Exercise -
Every line in the listing is to be echoed verbatim.

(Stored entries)
■ ■ ■ ■

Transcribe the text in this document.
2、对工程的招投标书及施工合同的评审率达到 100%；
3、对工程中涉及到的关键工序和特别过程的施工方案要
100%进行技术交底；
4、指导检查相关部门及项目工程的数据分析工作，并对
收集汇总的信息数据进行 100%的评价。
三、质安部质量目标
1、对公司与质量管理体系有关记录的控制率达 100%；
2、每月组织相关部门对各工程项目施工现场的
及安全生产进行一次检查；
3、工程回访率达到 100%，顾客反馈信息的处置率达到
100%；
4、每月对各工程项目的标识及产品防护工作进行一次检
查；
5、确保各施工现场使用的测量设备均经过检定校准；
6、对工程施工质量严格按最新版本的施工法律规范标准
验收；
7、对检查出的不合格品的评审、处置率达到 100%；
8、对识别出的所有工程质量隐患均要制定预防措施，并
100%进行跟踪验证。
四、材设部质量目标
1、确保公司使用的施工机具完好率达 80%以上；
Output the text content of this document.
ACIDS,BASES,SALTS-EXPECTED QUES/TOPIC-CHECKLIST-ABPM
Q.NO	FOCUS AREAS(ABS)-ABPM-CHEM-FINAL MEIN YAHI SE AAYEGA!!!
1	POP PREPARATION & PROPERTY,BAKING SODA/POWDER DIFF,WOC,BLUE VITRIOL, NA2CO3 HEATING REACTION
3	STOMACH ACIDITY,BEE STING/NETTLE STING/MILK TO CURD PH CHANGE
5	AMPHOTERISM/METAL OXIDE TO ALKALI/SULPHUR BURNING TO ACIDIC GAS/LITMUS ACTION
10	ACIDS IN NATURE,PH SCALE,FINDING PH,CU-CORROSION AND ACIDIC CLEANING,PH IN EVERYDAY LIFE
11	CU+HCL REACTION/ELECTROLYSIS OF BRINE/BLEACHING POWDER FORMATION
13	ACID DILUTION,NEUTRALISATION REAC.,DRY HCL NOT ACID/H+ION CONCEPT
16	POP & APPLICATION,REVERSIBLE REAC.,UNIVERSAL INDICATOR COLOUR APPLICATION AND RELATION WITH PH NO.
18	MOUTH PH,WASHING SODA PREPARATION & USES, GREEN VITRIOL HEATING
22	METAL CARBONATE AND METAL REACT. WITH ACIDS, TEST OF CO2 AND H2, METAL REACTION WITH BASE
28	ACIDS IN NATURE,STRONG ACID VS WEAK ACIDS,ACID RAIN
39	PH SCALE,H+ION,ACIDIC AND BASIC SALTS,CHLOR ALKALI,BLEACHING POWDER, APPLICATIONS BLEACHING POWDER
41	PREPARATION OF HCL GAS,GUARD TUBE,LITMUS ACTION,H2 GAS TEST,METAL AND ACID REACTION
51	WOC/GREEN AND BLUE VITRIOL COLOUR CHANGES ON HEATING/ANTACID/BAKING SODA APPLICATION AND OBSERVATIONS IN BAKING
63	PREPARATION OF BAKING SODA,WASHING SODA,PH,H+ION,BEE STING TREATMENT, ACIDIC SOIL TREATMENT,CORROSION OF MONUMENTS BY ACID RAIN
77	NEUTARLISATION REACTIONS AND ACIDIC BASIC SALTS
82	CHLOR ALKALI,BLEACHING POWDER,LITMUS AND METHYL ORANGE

■ ■ ■ ■

Full answer -
Transcribe the text in this document.
2、对工程的招投标书及施工合同的评审率达到 100%；
3、对工程中涉及到的关键工序和特别过程的施工方案要
100%进行技术交底；
4、指导检查相关部门及项目工程的数据分析工作，并对
收集汇总的信息数据进行 100%的评价。
三、质安部质量目标
1、对公司与质量管理体系有关记录的控制率达 100%；
2、每月组织相关部门对各工程项目施工现场的
及安全生产进行一次检查；
3、工程回访率达到 100%，顾客反馈信息的处置率达到
100%；
4、每月对各工程项目的标识及产品防护工作进行一次检
查；
5、确保各施工现场使用的测量设备均经过检定校准；
6、对工程施工质量严格按最新版本的施工法律规范标准
验收；
7、对检查出的不合格品的评审、处置率达到 100%；
8、对识别出的所有工程质量隐患均要制定预防措施，并
100%进行跟踪验证。
四、材设部质量目标
1、确保公司使用的施工机具完好率达 80%以上；
Output the text content of this document.
ACIDS,BASES,SALTS-EXPECTED QUES/TOPIC-CHECKLIST-ABPM
Q.NO	FOCUS AREAS(ABS)-ABPM-CHEM-FINAL MEIN YAHI SE AAYEGA!!!
1	POP PREPARATION & PROPERTY,BAKING SODA/POWDER DIFF,WOC,BLUE VITRIOL, NA2CO3 HEATING REACTION
3	STOMACH ACIDITY,BEE STING/NETTLE STING/MILK TO CURD PH CHANGE
5	AMPHOTERISM/METAL OXIDE TO ALKALI/SULPHUR BURNING TO ACIDIC GAS/LITMUS ACTION
10	ACIDS IN NATURE,PH SCALE,FINDING PH,CU-CORROSION AND ACIDIC CLEANING,PH IN EVERYDAY LIFE
11	CU+HCL REACTION/ELECTROLYSIS OF BRINE/BLEACHING POWDER FORMATION
13	ACID DILUTION,NEUTRALISATION REAC.,DRY HCL NOT ACID/H+ION CONCEPT
16	POP & APPLICATION,REVERSIBLE REAC.,UNIVERSAL INDICATOR COLOUR APPLICATION AND RELATION WITH PH NO.
18	MOUTH PH,WASHING SODA PREPARATION & USES, GREEN VITRIOL HEATING
22	METAL CARBONATE AND METAL REACT. WITH ACIDS, TEST OF CO2 AND H2, METAL REACTION WITH BASE
28	ACIDS IN NATURE,STRONG ACID VS WEAK ACIDS,ACID RAIN
39	PH SCALE,H+ION,ACIDIC AND BASIC SALTS,CHLOR ALKALI,BLEACHING POWDER, APPLICATIONS BLEACHING POWDER
41	PREPARATION OF HCL GAS,GUARD TUBE,LITMUS ACTION,H2 GAS TEST,METAL AND ACID REACTION
51	WOC/GREEN AND BLUE VITRIOL COLOUR CHANGES ON HEATING/ANTACID/BAKING SODA APPLICATION AND OBSERVATIONS IN BAKING
63	PREPARATION OF BAKING SODA,WASHING SODA,PH,H+ION,BEE STING TREATMENT, ACIDIC SOIL TREATMENT,CORROSION OF MONUMENTS BY ACID RAIN
77	NEUTARLISATION REACTIONS AND ACIDIC BASIC SALTS
82	CHLOR ALKALI,BLEACHING POWDER,LITMUS AND METHYL ORANGE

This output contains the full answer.